Несколько записей:
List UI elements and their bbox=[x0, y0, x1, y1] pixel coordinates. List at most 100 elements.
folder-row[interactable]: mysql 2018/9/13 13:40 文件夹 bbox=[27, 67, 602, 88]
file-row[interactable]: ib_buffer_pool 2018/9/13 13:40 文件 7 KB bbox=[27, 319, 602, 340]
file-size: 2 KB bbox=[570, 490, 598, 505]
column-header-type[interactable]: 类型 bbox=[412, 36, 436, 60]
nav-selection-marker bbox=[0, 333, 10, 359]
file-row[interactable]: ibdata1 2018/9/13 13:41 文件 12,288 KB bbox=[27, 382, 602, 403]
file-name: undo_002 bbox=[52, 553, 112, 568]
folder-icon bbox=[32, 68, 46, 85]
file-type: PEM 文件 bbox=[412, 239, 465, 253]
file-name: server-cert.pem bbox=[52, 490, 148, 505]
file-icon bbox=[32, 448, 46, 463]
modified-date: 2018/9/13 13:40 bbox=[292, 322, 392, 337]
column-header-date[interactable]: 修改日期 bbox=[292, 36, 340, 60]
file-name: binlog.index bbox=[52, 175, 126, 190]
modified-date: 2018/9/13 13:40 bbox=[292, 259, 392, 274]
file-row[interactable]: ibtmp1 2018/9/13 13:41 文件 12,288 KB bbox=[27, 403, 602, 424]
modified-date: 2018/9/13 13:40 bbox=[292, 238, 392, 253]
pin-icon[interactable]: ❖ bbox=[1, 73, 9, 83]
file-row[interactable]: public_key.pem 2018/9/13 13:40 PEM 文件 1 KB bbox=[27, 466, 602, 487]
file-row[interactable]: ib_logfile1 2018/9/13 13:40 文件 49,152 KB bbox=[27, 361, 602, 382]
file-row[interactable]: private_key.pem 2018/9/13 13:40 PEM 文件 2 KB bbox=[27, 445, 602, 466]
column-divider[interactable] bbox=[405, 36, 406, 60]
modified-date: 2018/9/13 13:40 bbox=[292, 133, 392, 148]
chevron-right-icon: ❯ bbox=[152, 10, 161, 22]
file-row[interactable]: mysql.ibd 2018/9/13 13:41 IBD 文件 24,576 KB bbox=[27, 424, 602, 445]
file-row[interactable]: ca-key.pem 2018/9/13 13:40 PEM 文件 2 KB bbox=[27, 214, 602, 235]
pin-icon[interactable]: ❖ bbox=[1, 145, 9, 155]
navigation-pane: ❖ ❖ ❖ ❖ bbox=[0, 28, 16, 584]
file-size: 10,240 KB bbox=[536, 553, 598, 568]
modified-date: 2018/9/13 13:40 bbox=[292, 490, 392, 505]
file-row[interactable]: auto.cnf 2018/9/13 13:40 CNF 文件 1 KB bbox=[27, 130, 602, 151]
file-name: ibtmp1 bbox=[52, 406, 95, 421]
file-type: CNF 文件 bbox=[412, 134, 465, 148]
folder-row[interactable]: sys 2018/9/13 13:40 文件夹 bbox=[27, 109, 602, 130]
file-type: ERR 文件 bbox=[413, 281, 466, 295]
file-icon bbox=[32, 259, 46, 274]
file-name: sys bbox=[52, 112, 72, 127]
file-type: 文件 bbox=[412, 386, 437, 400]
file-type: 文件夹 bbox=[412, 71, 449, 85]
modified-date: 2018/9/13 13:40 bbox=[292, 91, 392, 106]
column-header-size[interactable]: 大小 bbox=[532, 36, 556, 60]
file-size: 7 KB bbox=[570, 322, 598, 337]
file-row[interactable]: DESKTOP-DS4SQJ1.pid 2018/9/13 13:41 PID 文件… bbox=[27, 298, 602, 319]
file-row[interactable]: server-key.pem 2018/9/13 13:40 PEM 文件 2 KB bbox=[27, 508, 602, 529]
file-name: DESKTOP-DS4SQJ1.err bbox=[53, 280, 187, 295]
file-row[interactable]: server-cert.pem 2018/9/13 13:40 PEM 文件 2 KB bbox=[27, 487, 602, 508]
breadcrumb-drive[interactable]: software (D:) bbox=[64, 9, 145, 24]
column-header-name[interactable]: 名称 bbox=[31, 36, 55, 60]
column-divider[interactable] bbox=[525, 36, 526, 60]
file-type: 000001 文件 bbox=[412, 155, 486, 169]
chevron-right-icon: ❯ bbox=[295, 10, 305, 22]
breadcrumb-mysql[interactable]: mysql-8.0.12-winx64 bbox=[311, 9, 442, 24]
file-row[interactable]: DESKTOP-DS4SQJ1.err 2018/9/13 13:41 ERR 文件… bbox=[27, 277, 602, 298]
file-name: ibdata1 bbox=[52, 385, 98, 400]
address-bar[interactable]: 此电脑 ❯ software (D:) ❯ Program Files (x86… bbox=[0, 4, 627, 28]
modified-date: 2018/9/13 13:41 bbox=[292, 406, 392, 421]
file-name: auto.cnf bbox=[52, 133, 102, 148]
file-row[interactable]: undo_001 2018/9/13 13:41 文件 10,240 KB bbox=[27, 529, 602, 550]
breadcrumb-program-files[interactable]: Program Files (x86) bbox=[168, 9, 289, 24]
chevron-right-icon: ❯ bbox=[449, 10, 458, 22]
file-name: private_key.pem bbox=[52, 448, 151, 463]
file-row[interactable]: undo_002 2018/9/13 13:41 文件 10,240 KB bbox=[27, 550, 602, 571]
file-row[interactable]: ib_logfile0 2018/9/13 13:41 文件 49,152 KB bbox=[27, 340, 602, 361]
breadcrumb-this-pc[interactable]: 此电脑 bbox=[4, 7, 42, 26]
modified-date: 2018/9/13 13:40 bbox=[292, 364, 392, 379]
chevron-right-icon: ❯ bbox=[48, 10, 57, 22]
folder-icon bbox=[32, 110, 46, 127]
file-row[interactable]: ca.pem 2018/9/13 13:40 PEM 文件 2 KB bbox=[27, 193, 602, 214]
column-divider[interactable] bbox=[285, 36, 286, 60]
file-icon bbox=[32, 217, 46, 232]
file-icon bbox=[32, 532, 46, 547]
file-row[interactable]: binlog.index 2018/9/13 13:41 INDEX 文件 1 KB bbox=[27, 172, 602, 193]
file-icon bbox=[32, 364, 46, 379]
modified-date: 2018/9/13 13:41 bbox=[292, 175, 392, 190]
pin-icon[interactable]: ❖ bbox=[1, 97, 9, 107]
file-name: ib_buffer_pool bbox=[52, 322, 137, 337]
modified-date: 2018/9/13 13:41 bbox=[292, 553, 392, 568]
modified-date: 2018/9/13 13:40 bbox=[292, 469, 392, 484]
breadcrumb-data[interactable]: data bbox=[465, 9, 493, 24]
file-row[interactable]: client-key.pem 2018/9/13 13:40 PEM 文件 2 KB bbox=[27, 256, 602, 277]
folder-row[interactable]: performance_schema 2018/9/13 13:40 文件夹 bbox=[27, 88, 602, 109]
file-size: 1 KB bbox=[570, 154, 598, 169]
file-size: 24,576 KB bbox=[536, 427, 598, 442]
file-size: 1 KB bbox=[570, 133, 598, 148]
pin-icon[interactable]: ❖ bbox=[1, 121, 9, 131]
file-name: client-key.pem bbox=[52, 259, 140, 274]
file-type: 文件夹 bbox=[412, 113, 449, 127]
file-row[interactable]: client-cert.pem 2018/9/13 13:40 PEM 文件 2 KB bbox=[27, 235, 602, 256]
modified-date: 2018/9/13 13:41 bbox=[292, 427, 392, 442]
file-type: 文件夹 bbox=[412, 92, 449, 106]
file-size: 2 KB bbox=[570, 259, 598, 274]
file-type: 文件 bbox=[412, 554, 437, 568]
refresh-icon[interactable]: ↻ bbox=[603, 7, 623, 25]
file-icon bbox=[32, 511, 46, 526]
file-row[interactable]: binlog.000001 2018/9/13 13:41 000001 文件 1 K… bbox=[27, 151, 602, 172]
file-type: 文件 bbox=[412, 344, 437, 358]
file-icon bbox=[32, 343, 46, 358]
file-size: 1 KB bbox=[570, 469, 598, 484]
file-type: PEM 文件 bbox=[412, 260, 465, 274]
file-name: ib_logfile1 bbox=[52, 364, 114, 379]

Суть задания: Оформите строки записей выше в виде нумерованного списка, пропустив пустые строки. Начните с самой первой строки записей и закончите строкой, содержащей "file-type: CNF 文件 bbox=[412, 134, 465, 148]", включив ее.

Решение задачи:
1. List UI elements and their bbox=[x0, y0, x1, y1] pixel coordinates. List at most 100 elements.
2. folder-row[interactable]: mysql 2018/9/13 13:40 文件夹 bbox=[27, 67, 602, 88]
3. file-row[interactable]: ib_buffer_pool 2018/9/13 13:40 文件 7 KB bbox=[27, 319, 602, 340]
4. file-size: 2 KB bbox=[570, 490, 598, 505]
5. column-header-type[interactable]: 类型 bbox=[412, 36, 436, 60]
6. nav-selection-marker bbox=[0, 333, 10, 359]
7. file-row[interactable]: ibdata1 2018/9/13 13:41 文件 12,288 KB bbox=[27, 382, 602, 403]
8. file-name: undo_002 bbox=[52, 553, 112, 568]
9. folder-icon bbox=[32, 68, 46, 85]
10. file-type: PEM 文件 bbox=[412, 239, 465, 253]
11. file-name: server-cert.pem bbox=[52, 490, 148, 505]
12. file-icon bbox=[32, 448, 46, 463]
13. modified-date: 2018/9/13 13:40 bbox=[292, 322, 392, 337]
14. column-header-date[interactable]: 修改日期 bbox=[292, 36, 340, 60]
15. file-name: binlog.index bbox=[52, 175, 126, 190]
16. modified-date: 2018/9/13 13:40 bbox=[292, 259, 392, 274]
17. file-row[interactable]: ibtmp1 2018/9/13 13:41 文件 12,288 KB bbox=[27, 403, 602, 424]
18. modified-date: 2018/9/13 13:40 bbox=[292, 238, 392, 253]
19. pin-icon[interactable]: ❖ bbox=[1, 73, 9, 83]
20. file-row[interactable]: public_key.pem 2018/9/13 13:40 PEM 文件 1 KB bbox=[27, 466, 602, 487]
21. file-row[interactable]: ib_logfile1 2018/9/13 13:40 文件 49,152 KB bbox=[27, 361, 602, 382]
22. file-row[interactable]: private_key.pem 2018/9/13 13:40 PEM 文件 2 KB bbox=[27, 445, 602, 466]
23. column-divider[interactable] bbox=[405, 36, 406, 60]
24. modified-date: 2018/9/13 13:40 bbox=[292, 133, 392, 148]
25. chevron-right-icon: ❯ bbox=[152, 10, 161, 22]
26. file-row[interactable]: mysql.ibd 2018/9/13 13:41 IBD 文件 24,576 KB bbox=[27, 424, 602, 445]
27. file-row[interactable]: ca-key.pem 2018/9/13 13:40 PEM 文件 2 KB bbox=[27, 214, 602, 235]
28. pin-icon[interactable]: ❖ bbox=[1, 145, 9, 155]
29. navigation-pane: ❖ ❖ ❖ ❖ bbox=[0, 28, 16, 584]
30. file-size: 10,240 KB bbox=[536, 553, 598, 568]
31. modified-date: 2018/9/13 13:40 bbox=[292, 490, 392, 505]
32. file-row[interactable]: auto.cnf 2018/9/13 13:40 CNF 文件 1 KB bbox=[27, 130, 602, 151]
33. file-name: ibtmp1 bbox=[52, 406, 95, 421]
34. file-type: CNF 文件 bbox=[412, 134, 465, 148]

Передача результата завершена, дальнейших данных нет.